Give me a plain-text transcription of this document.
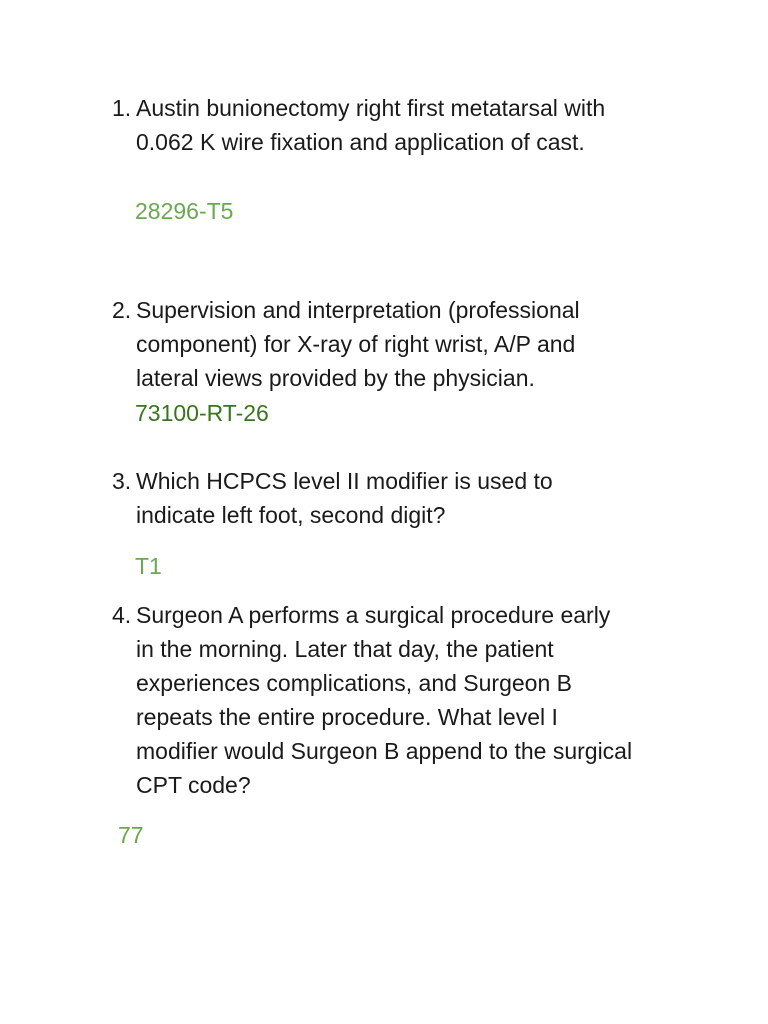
1. Austin bunionectomy right first metatarsal with
0.062 K wire fixation and application of cast.
28296-T5
2. Supervision and interpretation (professional
component) for X-ray of right wrist, A/P and
lateral views provided by the physician.
73100-RT-26
3. Which HCPCS level II modifier is used to
indicate left foot, second digit?
T1
4. Surgeon A performs a surgical procedure early
in the morning. Later that day, the patient
experiences complications, and Surgeon B
repeats the entire procedure. What level I
modifier would Surgeon B append to the surgical
CPT code?
77
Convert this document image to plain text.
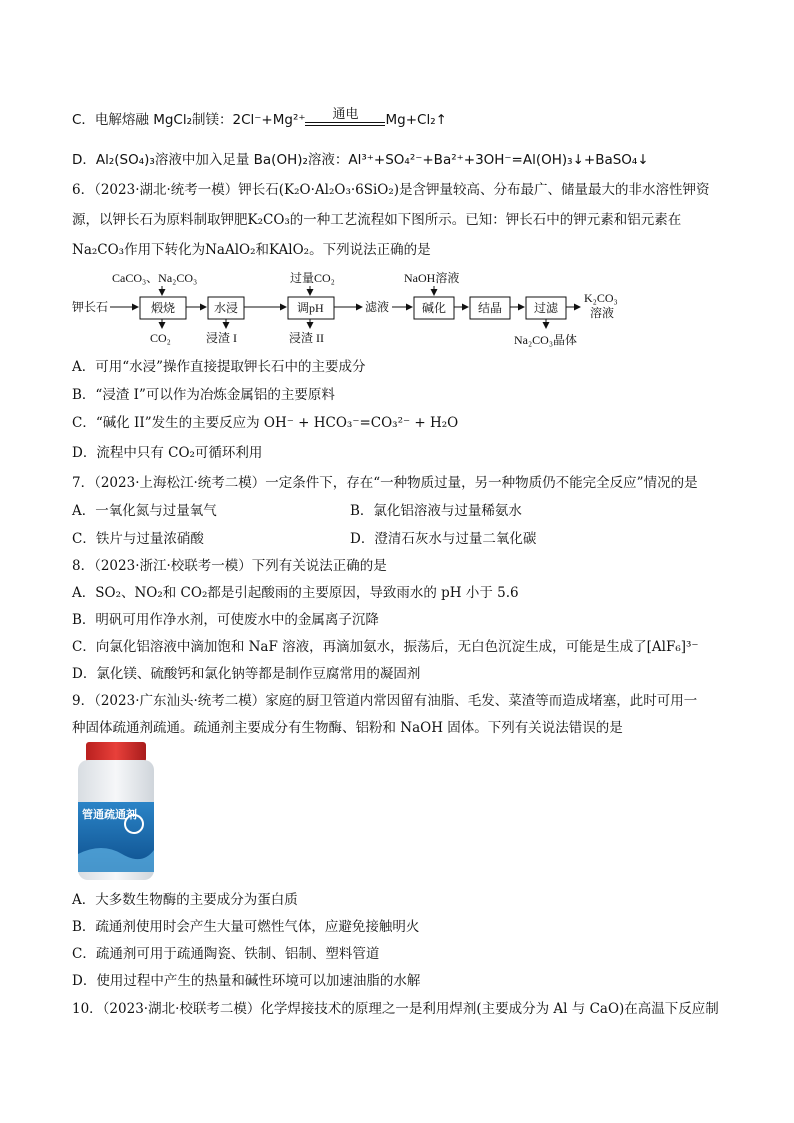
C．电解熔融 MgCl₂制镁：2Cl⁻+Mg²⁺	通电	Mg+Cl₂↑
D．Al₂(SO₄)₃溶液中加入足量 Ba(OH)₂溶液：Al³⁺+SO₄²⁻+Ba²⁺+3OH⁻=Al(OH)₃↓+BaSO₄↓
6．（2023·湖北·统考一模）钾长石(K₂O·Al₂O₃·6SiO₂)是含钾量较高、分布最广、储量最大的非水溶性钾资
源，以钾长石为原料制取钾肥K₂CO₃的一种工艺流程如下图所示。已知：钾长石中的钾元素和铝元素在
Na₂CO₃作用下转化为NaAlO₂和KAlO₂。下列说法正确的是
钾长石
CaCO₃、Na₂CO₃
煅烧
CO₂
水浸
浸渣 I
过量CO₂
调pH
浸渣 II
滤液
NaOH溶液
碱化	结晶	过滤
Na₂CO₃晶体
K₂CO₃
溶液
A．可用“水浸”操作直接提取钾长石中的主要成分
B．“浸渣 I”可以作为冶炼金属铝的主要原料
C．“碱化 II”发生的主要反应为 OH⁻ + HCO₃⁻=CO₃²⁻ + H₂O
D．流程中只有 CO₂可循环利用
7．（2023·上海松江·统考二模）一定条件下，存在“一种物质过量，另一种物质仍不能完全反应”情况的是
A．一氧化氮与过量氧气	B．氯化铝溶液与过量稀氨水
C．铁片与过量浓硝酸	D．澄清石灰水与过量二氧化碳
8．（2023·浙江·校联考一模）下列有关说法正确的是
A．SO₂、NO₂和 CO₂都是引起酸雨的主要原因，导致雨水的 pH 小于 5.6
B．明矾可用作净水剂，可使废水中的金属离子沉降
C．向氯化铝溶液中滴加饱和 NaF 溶液，再滴加氨水，振荡后，无白色沉淀生成，可能是生成了[AlF₆]³⁻
D．氯化镁、硫酸钙和氯化钠等都是制作豆腐常用的凝固剂
9．（2023·广东汕头·统考二模）家庭的厨卫管道内常因留有油脂、毛发、菜渣等而造成堵塞，此时可用一
种固体疏通剂疏通。疏通剂主要成分有生物酶、铝粉和 NaOH 固体。下列有关说法错误的是
管通疏通剂
A．大多数生物酶的主要成分为蛋白质
B．疏通剂使用时会产生大量可燃性气体，应避免接触明火
C．疏通剂可用于疏通陶瓷、铁制、铝制、塑料管道
D．使用过程中产生的热量和碱性环境可以加速油脂的水解
10．（2023·湖北·校联考二模）化学焊接技术的原理之一是利用焊剂(主要成分为 Al 与 CaO)在高温下反应制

=======

_GOAL:_
Write out exactly the lines from the one containing "Convert this document image to plain text." through the last line of the records above, both ends included, and leave out any pictures.

_TASK RESULT:_
Convert this document image to plain text.
C．电解熔融 MgCl₂制镁：2Cl⁻+Mg²⁺	通电	Mg+Cl₂↑
D．Al₂(SO₄)₃溶液中加入足量 Ba(OH)₂溶液：Al³⁺+SO₄²⁻+Ba²⁺+3OH⁻=Al(OH)₃↓+BaSO₄↓
6．（2023·湖北·统考一模）钾长石(K₂O·Al₂O₃·6SiO₂)是含钾量较高、分布最广、储量最大的非水溶性钾资
源，以钾长石为原料制取钾肥K₂CO₃的一种工艺流程如下图所示。已知：钾长石中的钾元素和铝元素在
Na₂CO₃作用下转化为NaAlO₂和KAlO₂。下列说法正确的是
钾长石
CaCO₃、Na₂CO₃
煅烧
CO₂
水浸
浸渣 I
过量CO₂
调pH
浸渣 II
滤液
NaOH溶液
碱化	结晶	过滤
Na₂CO₃晶体
K₂CO₃
溶液
A．可用“水浸”操作直接提取钾长石中的主要成分
B．“浸渣 I”可以作为冶炼金属铝的主要原料
C．“碱化 II”发生的主要反应为 OH⁻ + HCO₃⁻=CO₃²⁻ + H₂O
D．流程中只有 CO₂可循环利用
7．（2023·上海松江·统考二模）一定条件下，存在“一种物质过量，另一种物质仍不能完全反应”情况的是
A．一氧化氮与过量氧气	B．氯化铝溶液与过量稀氨水
C．铁片与过量浓硝酸	D．澄清石灰水与过量二氧化碳
8．（2023·浙江·校联考一模）下列有关说法正确的是
A．SO₂、NO₂和 CO₂都是引起酸雨的主要原因，导致雨水的 pH 小于 5.6
B．明矾可用作净水剂，可使废水中的金属离子沉降
C．向氯化铝溶液中滴加饱和 NaF 溶液，再滴加氨水，振荡后，无白色沉淀生成，可能是生成了[AlF₆]³⁻
D．氯化镁、硫酸钙和氯化钠等都是制作豆腐常用的凝固剂
9．（2023·广东汕头·统考二模）家庭的厨卫管道内常因留有油脂、毛发、菜渣等而造成堵塞，此时可用一
种固体疏通剂疏通。疏通剂主要成分有生物酶、铝粉和 NaOH 固体。下列有关说法错误的是
管通疏通剂
A．大多数生物酶的主要成分为蛋白质
B．疏通剂使用时会产生大量可燃性气体，应避免接触明火
C．疏通剂可用于疏通陶瓷、铁制、铝制、塑料管道
D．使用过程中产生的热量和碱性环境可以加速油脂的水解
10．（2023·湖北·校联考二模）化学焊接技术的原理之一是利用焊剂(主要成分为 Al 与 CaO)在高温下反应制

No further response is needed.